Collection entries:

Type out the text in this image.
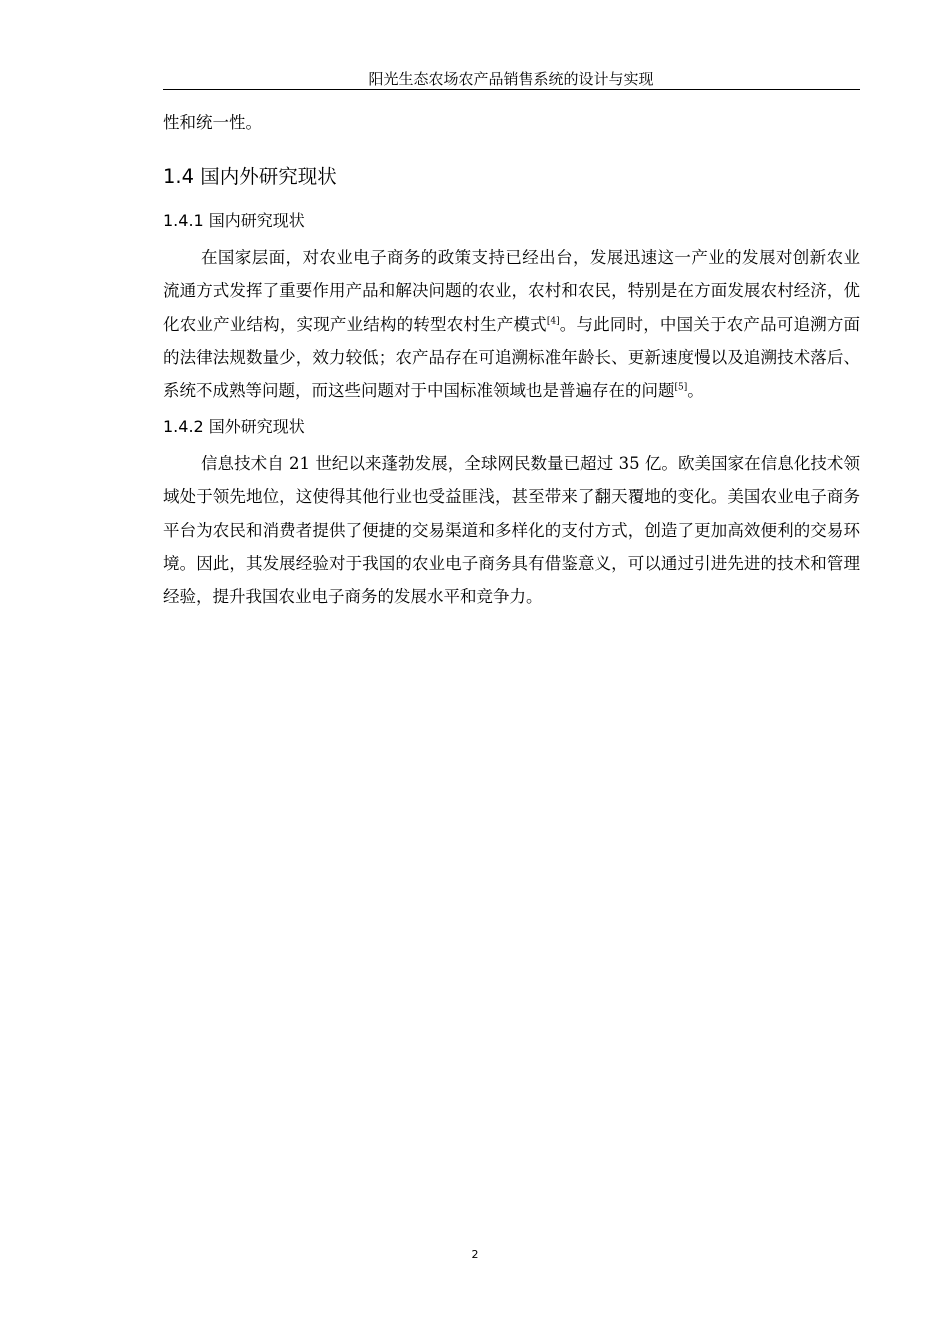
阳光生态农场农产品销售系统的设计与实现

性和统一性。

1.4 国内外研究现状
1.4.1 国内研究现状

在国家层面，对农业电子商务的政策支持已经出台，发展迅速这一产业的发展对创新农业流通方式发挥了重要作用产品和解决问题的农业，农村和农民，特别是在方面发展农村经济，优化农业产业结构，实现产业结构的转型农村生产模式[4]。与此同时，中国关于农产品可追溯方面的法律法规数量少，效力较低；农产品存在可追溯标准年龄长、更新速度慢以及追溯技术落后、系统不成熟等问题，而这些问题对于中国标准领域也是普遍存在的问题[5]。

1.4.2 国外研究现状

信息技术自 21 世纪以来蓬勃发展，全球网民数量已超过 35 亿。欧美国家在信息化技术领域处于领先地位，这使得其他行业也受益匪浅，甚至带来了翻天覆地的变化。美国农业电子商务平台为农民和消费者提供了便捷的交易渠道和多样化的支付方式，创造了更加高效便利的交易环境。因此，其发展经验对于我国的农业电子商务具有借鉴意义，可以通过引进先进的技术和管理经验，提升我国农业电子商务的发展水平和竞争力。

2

---

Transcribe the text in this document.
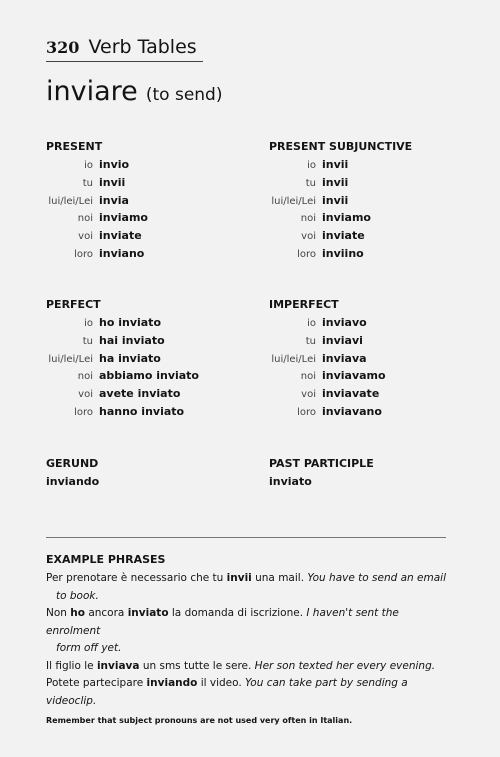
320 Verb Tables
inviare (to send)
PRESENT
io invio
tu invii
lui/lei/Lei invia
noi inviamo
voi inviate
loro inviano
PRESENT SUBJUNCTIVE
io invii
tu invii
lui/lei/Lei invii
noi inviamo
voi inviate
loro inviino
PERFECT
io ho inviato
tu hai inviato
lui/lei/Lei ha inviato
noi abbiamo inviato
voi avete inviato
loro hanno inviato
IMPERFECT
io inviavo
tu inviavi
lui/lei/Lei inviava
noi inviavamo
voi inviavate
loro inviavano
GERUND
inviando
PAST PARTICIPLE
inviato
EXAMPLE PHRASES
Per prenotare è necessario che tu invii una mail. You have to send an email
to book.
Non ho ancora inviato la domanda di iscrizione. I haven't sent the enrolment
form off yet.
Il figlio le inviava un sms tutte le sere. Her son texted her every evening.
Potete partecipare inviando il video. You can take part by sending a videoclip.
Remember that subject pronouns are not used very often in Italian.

(Short problem)
Return, from the data, each line that has the word "inviato" in it.

(Written response)
io ho inviato
tu hai inviato
lui/lei/Lei ha inviato
noi abbiamo inviato
voi avete inviato
loro hanno inviato
inviato
Non ho ancora inviato la domanda di iscrizione. I haven't sent the enrolment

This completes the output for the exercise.